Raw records
>> start

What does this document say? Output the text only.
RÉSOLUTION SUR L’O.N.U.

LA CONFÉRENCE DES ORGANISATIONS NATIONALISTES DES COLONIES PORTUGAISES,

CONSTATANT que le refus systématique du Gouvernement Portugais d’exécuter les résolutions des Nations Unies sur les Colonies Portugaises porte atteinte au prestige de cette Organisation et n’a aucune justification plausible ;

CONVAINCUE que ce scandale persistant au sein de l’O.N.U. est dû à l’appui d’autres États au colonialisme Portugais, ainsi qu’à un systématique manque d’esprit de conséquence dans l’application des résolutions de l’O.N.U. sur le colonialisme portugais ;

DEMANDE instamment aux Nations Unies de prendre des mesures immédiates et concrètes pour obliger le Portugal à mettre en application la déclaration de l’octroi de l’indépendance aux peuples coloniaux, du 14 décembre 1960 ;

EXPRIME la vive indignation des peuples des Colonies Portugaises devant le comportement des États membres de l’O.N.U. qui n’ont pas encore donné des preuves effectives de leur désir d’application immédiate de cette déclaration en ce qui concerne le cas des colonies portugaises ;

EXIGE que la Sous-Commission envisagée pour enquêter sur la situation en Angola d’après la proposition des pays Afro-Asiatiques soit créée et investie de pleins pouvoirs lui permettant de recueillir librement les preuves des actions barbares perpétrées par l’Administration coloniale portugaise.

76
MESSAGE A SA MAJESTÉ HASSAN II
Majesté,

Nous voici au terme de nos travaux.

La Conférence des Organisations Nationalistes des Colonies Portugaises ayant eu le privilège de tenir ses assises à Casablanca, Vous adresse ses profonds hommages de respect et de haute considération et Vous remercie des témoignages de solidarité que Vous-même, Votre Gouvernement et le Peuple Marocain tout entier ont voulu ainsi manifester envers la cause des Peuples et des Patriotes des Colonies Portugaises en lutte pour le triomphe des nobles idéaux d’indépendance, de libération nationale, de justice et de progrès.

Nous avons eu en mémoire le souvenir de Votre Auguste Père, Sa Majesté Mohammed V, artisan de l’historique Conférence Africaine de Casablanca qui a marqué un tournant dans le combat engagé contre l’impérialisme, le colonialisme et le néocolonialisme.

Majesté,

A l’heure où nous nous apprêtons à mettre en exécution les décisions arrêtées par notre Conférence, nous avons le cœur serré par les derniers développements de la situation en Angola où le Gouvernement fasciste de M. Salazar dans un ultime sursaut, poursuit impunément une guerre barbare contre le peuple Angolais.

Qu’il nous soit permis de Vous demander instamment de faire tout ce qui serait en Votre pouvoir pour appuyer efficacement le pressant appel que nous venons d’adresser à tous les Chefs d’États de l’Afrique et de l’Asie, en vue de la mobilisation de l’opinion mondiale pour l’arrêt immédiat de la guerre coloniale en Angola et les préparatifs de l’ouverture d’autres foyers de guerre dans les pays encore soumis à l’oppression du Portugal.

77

>> end

(Task) Reproduce each entry word for word.

(Completed task)
What does this document say? Output the text only.
RÉSOLUTION SUR L’O.N.U.

LA CONFÉRENCE DES ORGANISATIONS NATIONALISTES DES COLONIES PORTUGAISES,

CONSTATANT que le refus systématique du Gouvernement Portugais d’exécuter les résolutions des Nations Unies sur les Colonies Portugaises porte atteinte au prestige de cette Organisation et n’a aucune justification plausible ;

CONVAINCUE que ce scandale persistant au sein de l’O.N.U. est dû à l’appui d’autres États au colonialisme Portugais, ainsi qu’à un systématique manque d’esprit de conséquence dans l’application des résolutions de l’O.N.U. sur le colonialisme portugais ;

DEMANDE instamment aux Nations Unies de prendre des mesures immédiates et concrètes pour obliger le Portugal à mettre en application la déclaration de l’octroi de l’indépendance aux peuples coloniaux, du 14 décembre 1960 ;

EXPRIME la vive indignation des peuples des Colonies Portugaises devant le comportement des États membres de l’O.N.U. qui n’ont pas encore donné des preuves effectives de leur désir d’application immédiate de cette déclaration en ce qui concerne le cas des colonies portugaises ;

EXIGE que la Sous-Commission envisagée pour enquêter sur la situation en Angola d’après la proposition des pays Afro-Asiatiques soit créée et investie de pleins pouvoirs lui permettant de recueillir librement les preuves des actions barbares perpétrées par l’Administration coloniale portugaise.

76
MESSAGE A SA MAJESTÉ HASSAN II
Majesté,

Nous voici au terme de nos travaux.

La Conférence des Organisations Nationalistes des Colonies Portugaises ayant eu le privilège de tenir ses assises à Casablanca, Vous adresse ses profonds hommages de respect et de haute considération et Vous remercie des témoignages de solidarité que Vous-même, Votre Gouvernement et le Peuple Marocain tout entier ont voulu ainsi manifester envers la cause des Peuples et des Patriotes des Colonies Portugaises en lutte pour le triomphe des nobles idéaux d’indépendance, de libération nationale, de justice et de progrès.

Nous avons eu en mémoire le souvenir de Votre Auguste Père, Sa Majesté Mohammed V, artisan de l’historique Conférence Africaine de Casablanca qui a marqué un tournant dans le combat engagé contre l’impérialisme, le colonialisme et le néocolonialisme.

Majesté,

A l’heure où nous nous apprêtons à mettre en exécution les décisions arrêtées par notre Conférence, nous avons le cœur serré par les derniers développements de la situation en Angola où le Gouvernement fasciste de M. Salazar dans un ultime sursaut, poursuit impunément une guerre barbare contre le peuple Angolais.

Qu’il nous soit permis de Vous demander instamment de faire tout ce qui serait en Votre pouvoir pour appuyer efficacement le pressant appel que nous venons d’adresser à tous les Chefs d’États de l’Afrique et de l’Asie, en vue de la mobilisation de l’opinion mondiale pour l’arrêt immédiat de la guerre coloniale en Angola et les préparatifs de l’ouverture d’autres foyers de guerre dans les pays encore soumis à l’oppression du Portugal.

77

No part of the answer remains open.